WRITTEN EXERCISE 1
Repeat the text on making buttermilk at home word for word, from start to finish.

SOURCE DOCUMENT
How to make your own buttermilk in a pinch

Who wants to spend $4 on a quart of buttermilk when you need less than a cup for one recipe? Not me. Here’s what I do instead to make a buttermilk-like substitute for homemade pancake and southern buttermilk biscuit recipes in a pinch and save money doing it.

on a white marble counter, two stainless steel measuring cups sit filled with milk. One cup is homemade buttermilk and the other is plain milk sitting in front of a mixing bowl of flour ready to become from scratch pancakes.
homemade buttermilk on the left, regular milk on the right

What is buttermilk?

It’s exactly what its name says– milk left over from churning butter.

Waste not, want not and all that. Let nothing go to waste in your from scratch kitchen! Use that butter’s milk!

But how many people are actually churning their own butter these days unless they have their own dairy cow (I wish!)

homemade butter on a wooden cutting board
sometimes I DO churn my own butter!

So for majority of us who do not make our own butter and thus, don’t often have left over milk from butter just culturing on the counter, this recipe is for us:

Buttermilk, but make it fast!

1 cup of milk (full fat is best, but can even use half and half)

1 tbsp distilled white vinegar

Here’s how you do it:

Mix the two ingredients together in a cup and allow it to sit for about 15 minutes at room temperature. Then use the “buttermilk” however is needed in your recipe.

Some math may be involved if your recipe calls for only 3/4 cup of buttermilk. Essentially meaning, 3/4 cup of milk plus 3/4 tbsp of distilled white vinegar (it’s okay to eyeball it. Do your best in your own from scratch kitchen, ma’am!)

WRITTEN EXERCISE 2
Reproduce the listing from its first line through the line containing "candle-body [602,158,606,169]", including both of those lines.

Element and region listings
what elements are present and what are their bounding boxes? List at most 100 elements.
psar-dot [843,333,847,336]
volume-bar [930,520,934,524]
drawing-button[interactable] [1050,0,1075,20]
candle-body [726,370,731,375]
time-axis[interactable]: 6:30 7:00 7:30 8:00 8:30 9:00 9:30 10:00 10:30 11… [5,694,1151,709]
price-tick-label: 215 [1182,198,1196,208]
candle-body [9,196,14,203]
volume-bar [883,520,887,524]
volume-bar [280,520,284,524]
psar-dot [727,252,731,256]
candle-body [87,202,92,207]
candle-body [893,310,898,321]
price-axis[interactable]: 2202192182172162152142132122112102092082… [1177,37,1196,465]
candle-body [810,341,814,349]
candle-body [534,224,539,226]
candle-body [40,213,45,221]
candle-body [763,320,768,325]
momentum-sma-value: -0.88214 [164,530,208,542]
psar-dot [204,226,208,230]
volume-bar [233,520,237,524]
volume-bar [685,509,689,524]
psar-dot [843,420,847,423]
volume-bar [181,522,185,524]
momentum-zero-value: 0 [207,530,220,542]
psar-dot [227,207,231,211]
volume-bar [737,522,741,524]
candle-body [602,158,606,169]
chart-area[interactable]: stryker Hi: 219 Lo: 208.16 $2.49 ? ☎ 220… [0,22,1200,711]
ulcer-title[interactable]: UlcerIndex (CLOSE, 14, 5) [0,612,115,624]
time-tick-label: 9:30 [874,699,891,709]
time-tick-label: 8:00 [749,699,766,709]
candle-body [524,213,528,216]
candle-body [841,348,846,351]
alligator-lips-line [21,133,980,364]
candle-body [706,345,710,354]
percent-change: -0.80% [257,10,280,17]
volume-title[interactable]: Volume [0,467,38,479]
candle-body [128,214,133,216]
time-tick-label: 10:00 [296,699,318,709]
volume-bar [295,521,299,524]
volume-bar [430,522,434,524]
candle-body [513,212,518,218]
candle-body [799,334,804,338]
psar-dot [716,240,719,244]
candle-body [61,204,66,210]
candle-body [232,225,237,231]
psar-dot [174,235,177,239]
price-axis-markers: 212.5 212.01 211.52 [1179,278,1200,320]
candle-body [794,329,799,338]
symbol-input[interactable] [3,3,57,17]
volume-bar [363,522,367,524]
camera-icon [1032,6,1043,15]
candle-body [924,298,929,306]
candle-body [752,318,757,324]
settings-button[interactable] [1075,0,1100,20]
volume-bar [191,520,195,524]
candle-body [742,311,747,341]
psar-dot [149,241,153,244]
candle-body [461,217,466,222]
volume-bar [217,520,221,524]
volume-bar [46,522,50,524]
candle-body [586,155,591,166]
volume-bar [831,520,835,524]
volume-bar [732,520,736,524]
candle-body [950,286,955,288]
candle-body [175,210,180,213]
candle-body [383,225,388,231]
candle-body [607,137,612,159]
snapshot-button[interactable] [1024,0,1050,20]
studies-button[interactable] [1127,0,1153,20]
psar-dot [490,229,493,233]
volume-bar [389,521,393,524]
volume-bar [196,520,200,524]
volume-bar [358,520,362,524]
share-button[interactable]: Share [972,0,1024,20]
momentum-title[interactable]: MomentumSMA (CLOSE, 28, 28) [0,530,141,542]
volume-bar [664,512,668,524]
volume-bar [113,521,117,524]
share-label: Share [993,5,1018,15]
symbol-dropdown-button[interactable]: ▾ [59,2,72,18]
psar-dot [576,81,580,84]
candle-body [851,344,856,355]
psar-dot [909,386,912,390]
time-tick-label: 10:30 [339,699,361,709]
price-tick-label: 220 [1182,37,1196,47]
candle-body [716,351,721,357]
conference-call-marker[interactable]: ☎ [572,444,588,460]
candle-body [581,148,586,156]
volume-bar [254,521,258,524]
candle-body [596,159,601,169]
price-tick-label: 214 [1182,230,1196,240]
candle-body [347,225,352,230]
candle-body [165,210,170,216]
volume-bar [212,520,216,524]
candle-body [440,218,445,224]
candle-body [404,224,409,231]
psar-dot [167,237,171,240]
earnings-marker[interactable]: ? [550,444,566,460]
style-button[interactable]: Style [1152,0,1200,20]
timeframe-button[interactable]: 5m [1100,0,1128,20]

RESULT 1
How to make your own buttermilk in a pinch

Who wants to spend $4 on a quart of buttermilk when you need less than a cup for one recipe? Not me. Here’s what I do instead to make a buttermilk-like substitute for homemade pancake and southern buttermilk biscuit recipes in a pinch and save money doing it.

on a white marble counter, two stainless steel measuring cups sit filled with milk. One cup is homemade buttermilk and the other is plain milk sitting in front of a mixing bowl of flour ready to become from scratch pancakes.
homemade buttermilk on the left, regular milk on the right

What is buttermilk?

It’s exactly what its name says– milk left over from churning butter.

Waste not, want not and all that. Let nothing go to waste in your from scratch kitchen! Use that butter’s milk!

But how many people are actually churning their own butter these days unless they have their own dairy cow (I wish!)

homemade butter on a wooden cutting board
sometimes I DO churn my own butter!

So for majority of us who do not make our own butter and thus, don’t often have left over milk from butter just culturing on the counter, this recipe is for us:

Buttermilk, but make it fast!

1 cup of milk (full fat is best, but can even use half and half)

1 tbsp distilled white vinegar

Here’s how you do it:

Mix the two ingredients together in a cup and allow it to sit for about 15 minutes at room temperature. Then use the “buttermilk” however is needed in your recipe.

Some math may be involved if your recipe calls for only 3/4 cup of buttermilk. Essentially meaning, 3/4 cup of milk plus 3/4 tbsp of distilled white vinegar (it’s okay to eyeball it. Do your best in your own from scratch kitchen, ma’am!)

RESULT 2
what elements are present and what are their bounding boxes? List at most 100 elements.
psar-dot [843,333,847,336]
volume-bar [930,520,934,524]
drawing-button[interactable] [1050,0,1075,20]
candle-body [726,370,731,375]
time-axis[interactable]: 6:30 7:00 7:30 8:00 8:30 9:00 9:30 10:00 10:30 11… [5,694,1151,709]
price-tick-label: 215 [1182,198,1196,208]
candle-body [9,196,14,203]
volume-bar [883,520,887,524]
volume-bar [280,520,284,524]
psar-dot [727,252,731,256]
candle-body [87,202,92,207]
candle-body [893,310,898,321]
price-axis[interactable]: 2202192182172162152142132122112102092082… [1177,37,1196,465]
candle-body [810,341,814,349]
candle-body [534,224,539,226]
candle-body [40,213,45,221]
candle-body [763,320,768,325]
momentum-sma-value: -0.88214 [164,530,208,542]
psar-dot [204,226,208,230]
volume-bar [233,520,237,524]
volume-bar [685,509,689,524]
psar-dot [843,420,847,423]
volume-bar [181,522,185,524]
momentum-zero-value: 0 [207,530,220,542]
psar-dot [227,207,231,211]
volume-bar [737,522,741,524]
candle-body [602,158,606,169]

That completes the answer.